§ To do
Write out every single entry exactly.

§ Data entries
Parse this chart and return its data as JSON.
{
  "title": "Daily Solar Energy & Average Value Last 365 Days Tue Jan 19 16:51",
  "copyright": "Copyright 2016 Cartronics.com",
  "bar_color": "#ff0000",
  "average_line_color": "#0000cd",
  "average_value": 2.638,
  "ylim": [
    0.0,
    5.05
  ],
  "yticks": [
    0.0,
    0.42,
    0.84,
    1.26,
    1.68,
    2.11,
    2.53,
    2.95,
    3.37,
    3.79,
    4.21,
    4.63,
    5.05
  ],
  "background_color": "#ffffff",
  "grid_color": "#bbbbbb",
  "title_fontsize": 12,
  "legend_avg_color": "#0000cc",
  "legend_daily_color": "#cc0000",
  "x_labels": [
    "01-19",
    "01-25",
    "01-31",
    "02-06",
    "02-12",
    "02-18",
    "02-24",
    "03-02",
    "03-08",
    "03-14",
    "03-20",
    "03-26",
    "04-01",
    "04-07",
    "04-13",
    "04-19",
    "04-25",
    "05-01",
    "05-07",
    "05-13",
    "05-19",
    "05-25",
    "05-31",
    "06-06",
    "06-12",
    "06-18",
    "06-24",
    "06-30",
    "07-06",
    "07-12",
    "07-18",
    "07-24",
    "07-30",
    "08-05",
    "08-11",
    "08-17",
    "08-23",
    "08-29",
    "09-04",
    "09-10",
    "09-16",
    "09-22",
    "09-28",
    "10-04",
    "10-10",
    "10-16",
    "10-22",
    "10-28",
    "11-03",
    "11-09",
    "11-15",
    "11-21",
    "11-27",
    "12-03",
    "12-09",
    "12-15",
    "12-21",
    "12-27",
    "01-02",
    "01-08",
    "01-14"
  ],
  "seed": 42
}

§ Exercise answer
Parse this chart and return its data as JSON.
{
  "title": "Daily Solar Energy & Average Value Last 365 Days Tue Jan 19 16:51",
  "copyright": "Copyright 2016 Cartronics.com",
  "bar_color": "#ff0000",
  "average_line_color": "#0000cd",
  "average_value": 2.638,
  "ylim": [
    0.0,
    5.05
  ],
  "yticks": [
    0.0,
    0.42,
    0.84,
    1.26,
    1.68,
    2.11,
    2.53,
    2.95,
    3.37,
    3.79,
    4.21,
    4.63,
    5.05
  ],
  "background_color": "#ffffff",
  "grid_color": "#bbbbbb",
  "title_fontsize": 12,
  "legend_avg_color": "#0000cc",
  "legend_daily_color": "#cc0000",
  "x_labels": [
    "01-19",
    "01-25",
    "01-31",
    "02-06",
    "02-12",
    "02-18",
    "02-24",
    "03-02",
    "03-08",
    "03-14",
    "03-20",
    "03-26",
    "04-01",
    "04-07",
    "04-13",
    "04-19",
    "04-25",
    "05-01",
    "05-07",
    "05-13",
    "05-19",
    "05-25",
    "05-31",
    "06-06",
    "06-12",
    "06-18",
    "06-24",
    "06-30",
    "07-06",
    "07-12",
    "07-18",
    "07-24",
    "07-30",
    "08-05",
    "08-11",
    "08-17",
    "08-23",
    "08-29",
    "09-04",
    "09-10",
    "09-16",
    "09-22",
    "09-28",
    "10-04",
    "10-10",
    "10-16",
    "10-22",
    "10-28",
    "11-03",
    "11-09",
    "11-15",
    "11-21",
    "11-27",
    "12-03",
    "12-09",
    "12-15",
    "12-21",
    "12-27",
    "01-02",
    "01-08",
    "01-14"
  ],
  "seed": 42
}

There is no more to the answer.